* Problem description: The lines to extract start at the one containing "Extract all readable text from this page." and end with the last line; give them exactly and nothing more.

* Entries shown:
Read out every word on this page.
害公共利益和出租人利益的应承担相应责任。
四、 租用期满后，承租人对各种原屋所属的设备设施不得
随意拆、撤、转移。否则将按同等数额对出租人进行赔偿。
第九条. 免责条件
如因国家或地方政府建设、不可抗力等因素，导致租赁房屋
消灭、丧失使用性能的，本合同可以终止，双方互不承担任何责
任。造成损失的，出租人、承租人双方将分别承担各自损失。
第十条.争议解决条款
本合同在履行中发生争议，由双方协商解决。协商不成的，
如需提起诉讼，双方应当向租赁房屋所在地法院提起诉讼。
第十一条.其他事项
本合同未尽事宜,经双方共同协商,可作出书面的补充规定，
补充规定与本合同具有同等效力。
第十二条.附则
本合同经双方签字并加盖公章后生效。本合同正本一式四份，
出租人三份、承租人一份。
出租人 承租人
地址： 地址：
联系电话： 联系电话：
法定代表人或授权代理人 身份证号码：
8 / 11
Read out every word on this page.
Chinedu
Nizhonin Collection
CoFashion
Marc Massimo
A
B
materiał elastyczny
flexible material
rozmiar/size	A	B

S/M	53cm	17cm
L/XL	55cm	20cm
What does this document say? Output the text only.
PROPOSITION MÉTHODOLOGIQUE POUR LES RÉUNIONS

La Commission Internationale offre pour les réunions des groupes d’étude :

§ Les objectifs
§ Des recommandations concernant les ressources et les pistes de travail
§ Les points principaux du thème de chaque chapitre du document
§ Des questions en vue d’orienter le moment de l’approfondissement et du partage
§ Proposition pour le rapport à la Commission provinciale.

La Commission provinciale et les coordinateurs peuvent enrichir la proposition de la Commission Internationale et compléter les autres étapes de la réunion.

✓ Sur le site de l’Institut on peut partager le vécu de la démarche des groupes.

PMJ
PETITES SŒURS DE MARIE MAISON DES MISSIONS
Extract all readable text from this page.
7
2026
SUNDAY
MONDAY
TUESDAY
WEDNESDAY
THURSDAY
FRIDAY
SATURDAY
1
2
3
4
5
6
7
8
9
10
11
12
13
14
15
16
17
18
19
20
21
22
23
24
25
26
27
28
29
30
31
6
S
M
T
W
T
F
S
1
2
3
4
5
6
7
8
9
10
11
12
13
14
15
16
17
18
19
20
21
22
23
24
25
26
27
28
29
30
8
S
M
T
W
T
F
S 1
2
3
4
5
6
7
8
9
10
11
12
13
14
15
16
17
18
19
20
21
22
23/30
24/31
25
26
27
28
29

* Exercise response:
Extract all readable text from this page.
7
2026
SUNDAY
MONDAY
TUESDAY
WEDNESDAY
THURSDAY
FRIDAY
SATURDAY
1
2
3
4
5
6
7
8
9
10
11
12
13
14
15
16
17
18
19
20
21
22
23
24
25
26
27
28
29
30
31
6
S
M
T
W
T
F
S
1
2
3
4
5
6
7
8
9
10
11
12
13
14
15
16
17
18
19
20
21
22
23
24
25
26
27
28
29
30
8
S
M
T
W
T
F
S 1
2
3
4
5
6
7
8
9
10
11
12
13
14
15
16
17
18
19
20
21
22
23/30
24/31
25
26
27
28
29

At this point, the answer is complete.